* [Written exercise]
The listing must be reproduced in full, exactly as it stands.

* [Supplied data]
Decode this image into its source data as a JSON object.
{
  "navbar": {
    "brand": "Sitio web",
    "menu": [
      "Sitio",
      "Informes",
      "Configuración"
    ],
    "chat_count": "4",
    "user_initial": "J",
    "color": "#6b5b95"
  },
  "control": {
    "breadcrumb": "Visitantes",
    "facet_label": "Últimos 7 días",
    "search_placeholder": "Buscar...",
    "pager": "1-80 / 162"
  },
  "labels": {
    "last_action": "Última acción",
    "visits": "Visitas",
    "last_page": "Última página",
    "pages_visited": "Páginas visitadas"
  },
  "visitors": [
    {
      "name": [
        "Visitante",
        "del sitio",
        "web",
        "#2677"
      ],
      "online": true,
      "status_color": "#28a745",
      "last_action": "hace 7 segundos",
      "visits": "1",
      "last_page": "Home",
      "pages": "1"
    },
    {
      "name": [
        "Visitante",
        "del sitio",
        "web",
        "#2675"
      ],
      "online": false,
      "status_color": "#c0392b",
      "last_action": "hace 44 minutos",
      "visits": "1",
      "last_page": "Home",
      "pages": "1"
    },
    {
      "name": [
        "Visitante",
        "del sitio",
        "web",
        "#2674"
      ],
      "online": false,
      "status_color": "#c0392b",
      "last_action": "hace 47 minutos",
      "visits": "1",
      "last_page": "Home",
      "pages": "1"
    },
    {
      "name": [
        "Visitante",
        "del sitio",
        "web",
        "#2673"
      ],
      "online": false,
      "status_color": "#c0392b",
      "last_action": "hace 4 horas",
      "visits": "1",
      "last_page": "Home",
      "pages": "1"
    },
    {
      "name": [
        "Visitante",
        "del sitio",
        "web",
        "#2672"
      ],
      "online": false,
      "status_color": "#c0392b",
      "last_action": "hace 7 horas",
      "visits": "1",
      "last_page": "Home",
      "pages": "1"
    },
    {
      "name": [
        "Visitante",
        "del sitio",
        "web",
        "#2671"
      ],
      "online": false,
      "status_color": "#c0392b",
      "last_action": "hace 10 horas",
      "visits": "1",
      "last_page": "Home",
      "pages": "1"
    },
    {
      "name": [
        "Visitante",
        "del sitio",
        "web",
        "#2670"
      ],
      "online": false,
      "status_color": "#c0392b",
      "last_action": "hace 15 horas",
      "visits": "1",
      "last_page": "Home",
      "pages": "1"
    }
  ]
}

* [Response below]
Decode this image into its source data as a JSON object.
{
  "navbar": {
    "brand": "Sitio web",
    "menu": [
      "Sitio",
      "Informes",
      "Configuración"
    ],
    "chat_count": "4",
    "user_initial": "J",
    "color": "#6b5b95"
  },
  "control": {
    "breadcrumb": "Visitantes",
    "facet_label": "Últimos 7 días",
    "search_placeholder": "Buscar...",
    "pager": "1-80 / 162"
  },
  "labels": {
    "last_action": "Última acción",
    "visits": "Visitas",
    "last_page": "Última página",
    "pages_visited": "Páginas visitadas"
  },
  "visitors": [
    {
      "name": [
        "Visitante",
        "del sitio",
        "web",
        "#2677"
      ],
      "online": true,
      "status_color": "#28a745",
      "last_action": "hace 7 segundos",
      "visits": "1",
      "last_page": "Home",
      "pages": "1"
    },
    {
      "name": [
        "Visitante",
        "del sitio",
        "web",
        "#2675"
      ],
      "online": false,
      "status_color": "#c0392b",
      "last_action": "hace 44 minutos",
      "visits": "1",
      "last_page": "Home",
      "pages": "1"
    },
    {
      "name": [
        "Visitante",
        "del sitio",
        "web",
        "#2674"
      ],
      "online": false,
      "status_color": "#c0392b",
      "last_action": "hace 47 minutos",
      "visits": "1",
      "last_page": "Home",
      "pages": "1"
    },
    {
      "name": [
        "Visitante",
        "del sitio",
        "web",
        "#2673"
      ],
      "online": false,
      "status_color": "#c0392b",
      "last_action": "hace 4 horas",
      "visits": "1",
      "last_page": "Home",
      "pages": "1"
    },
    {
      "name": [
        "Visitante",
        "del sitio",
        "web",
        "#2672"
      ],
      "online": false,
      "status_color": "#c0392b",
      "last_action": "hace 7 horas",
      "visits": "1",
      "last_page": "Home",
      "pages": "1"
    },
    {
      "name": [
        "Visitante",
        "del sitio",
        "web",
        "#2671"
      ],
      "online": false,
      "status_color": "#c0392b",
      "last_action": "hace 10 horas",
      "visits": "1",
      "last_page": "Home",
      "pages": "1"
    },
    {
      "name": [
        "Visitante",
        "del sitio",
        "web",
        "#2670"
      ],
      "online": false,
      "status_color": "#c0392b",
      "last_action": "hace 15 horas",
      "visits": "1",
      "last_page": "Home",
      "pages": "1"
    }
  ]
}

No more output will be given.